*Requirement*. Return the data exactly, with all pictures removed.

— BEGIN Entries provided —

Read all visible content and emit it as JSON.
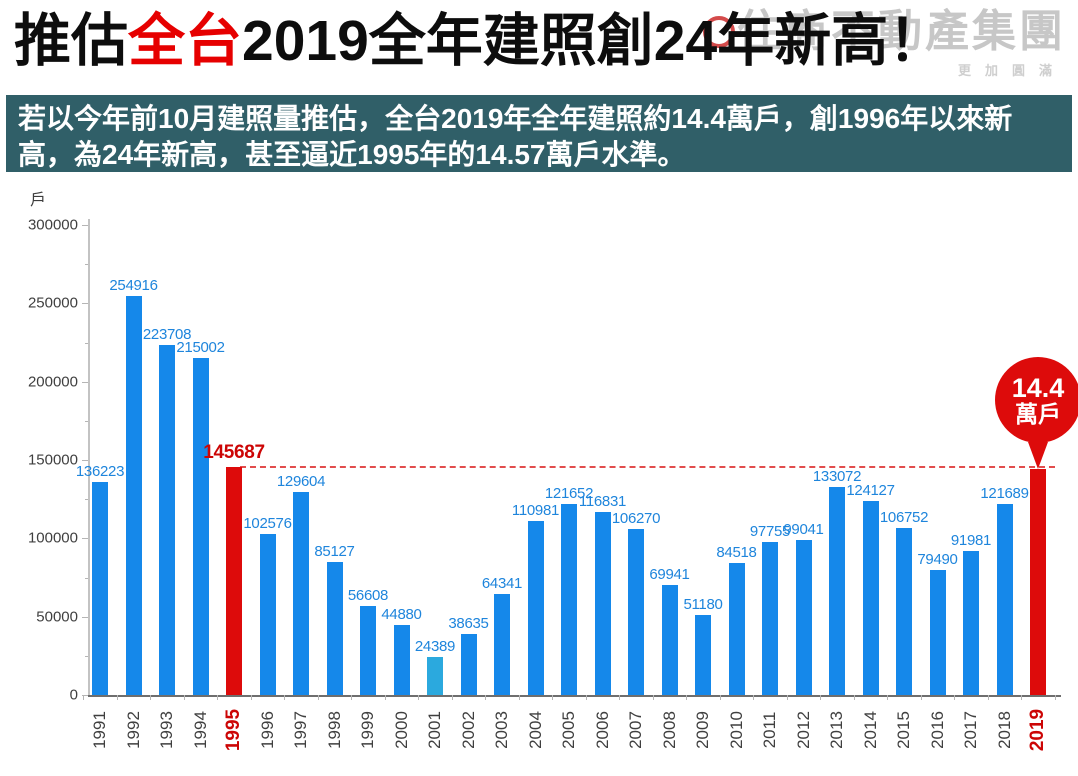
{
  "header": {
    "title_parts": [
      {
        "text": "推估"
      },
      {
        "text": "全台"
      },
      {
        "text": "2019全年建照創24年新高！"
      }
    ],
    "title_accent_color": "#e60000",
    "logo": {
      "text": "住商不動產集團",
      "tagline": "更加圓滿"
    },
    "subtitle": "若以今年前10月建照量推估，全台2019年全年建照約14.4萬戶，創1996年以來新高，為24年新高，甚至逼近1995年的14.57萬戶水準。",
    "subtitle_bg": "#305f68"
  },
  "chart_data": {
    "type": "bar",
    "title": "",
    "ylabel": "戶",
    "xlabel": "",
    "ylim": [
      0,
      300000
    ],
    "ytick_step": 50000,
    "categories": [
      "1991",
      "1992",
      "1993",
      "1994",
      "1995",
      "1996",
      "1997",
      "1998",
      "1999",
      "2000",
      "2001",
      "2002",
      "2003",
      "2004",
      "2005",
      "2006",
      "2007",
      "2008",
      "2009",
      "2010",
      "2011",
      "2012",
      "2013",
      "2014",
      "2015",
      "2016",
      "2017",
      "2018",
      "2019"
    ],
    "values": [
      136223,
      254916,
      223708,
      215002,
      145687,
      102576,
      129604,
      85127,
      56608,
      44880,
      24389,
      38635,
      64341,
      110981,
      121652,
      116831,
      106270,
      69941,
      51180,
      84518,
      97755,
      99041,
      133072,
      124127,
      106752,
      79490,
      91981,
      121689,
      144000
    ],
    "highlight_categories": [
      "1995",
      "2019"
    ],
    "light_category": "2001",
    "value_label_hidden_for": [
      "2019"
    ],
    "reference_line": {
      "value": 145687,
      "label": "145687"
    },
    "badge": {
      "line1": "14.4",
      "line2": "萬戶",
      "attached_to": "2019"
    },
    "grid": false,
    "legend": false,
    "colors": {
      "bar": "#1588ea",
      "bar_light": "#2ba9de",
      "highlight": "#dd0b0b",
      "value_label": "#1e85dc",
      "highlight_label": "#cc0505",
      "reference_dash": "#e24d4d",
      "axis_line": "#6e6e6e",
      "tick_text": "#3f3f3f"
    }
  }
}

— END Entries provided —

*Correct answer*.
Read all visible content and emit it as JSON.
{
  "header": {
    "title_parts": [
      {
        "text": "推估"
      },
      {
        "text": "全台"
      },
      {
        "text": "2019全年建照創24年新高！"
      }
    ],
    "title_accent_color": "#e60000",
    "logo": {
      "text": "住商不動產集團",
      "tagline": "更加圓滿"
    },
    "subtitle": "若以今年前10月建照量推估，全台2019年全年建照約14.4萬戶，創1996年以來新高，為24年新高，甚至逼近1995年的14.57萬戶水準。",
    "subtitle_bg": "#305f68"
  },
  "chart_data": {
    "type": "bar",
    "title": "",
    "ylabel": "戶",
    "xlabel": "",
    "ylim": [
      0,
      300000
    ],
    "ytick_step": 50000,
    "categories": [
      "1991",
      "1992",
      "1993",
      "1994",
      "1995",
      "1996",
      "1997",
      "1998",
      "1999",
      "2000",
      "2001",
      "2002",
      "2003",
      "2004",
      "2005",
      "2006",
      "2007",
      "2008",
      "2009",
      "2010",
      "2011",
      "2012",
      "2013",
      "2014",
      "2015",
      "2016",
      "2017",
      "2018",
      "2019"
    ],
    "values": [
      136223,
      254916,
      223708,
      215002,
      145687,
      102576,
      129604,
      85127,
      56608,
      44880,
      24389,
      38635,
      64341,
      110981,
      121652,
      116831,
      106270,
      69941,
      51180,
      84518,
      97755,
      99041,
      133072,
      124127,
      106752,
      79490,
      91981,
      121689,
      144000
    ],
    "highlight_categories": [
      "1995",
      "2019"
    ],
    "light_category": "2001",
    "value_label_hidden_for": [
      "2019"
    ],
    "reference_line": {
      "value": 145687,
      "label": "145687"
    },
    "badge": {
      "line1": "14.4",
      "line2": "萬戶",
      "attached_to": "2019"
    },
    "grid": false,
    "legend": false,
    "colors": {
      "bar": "#1588ea",
      "bar_light": "#2ba9de",
      "highlight": "#dd0b0b",
      "value_label": "#1e85dc",
      "highlight_label": "#cc0505",
      "reference_dash": "#e24d4d",
      "axis_line": "#6e6e6e",
      "tick_text": "#3f3f3f"
    }
  }
}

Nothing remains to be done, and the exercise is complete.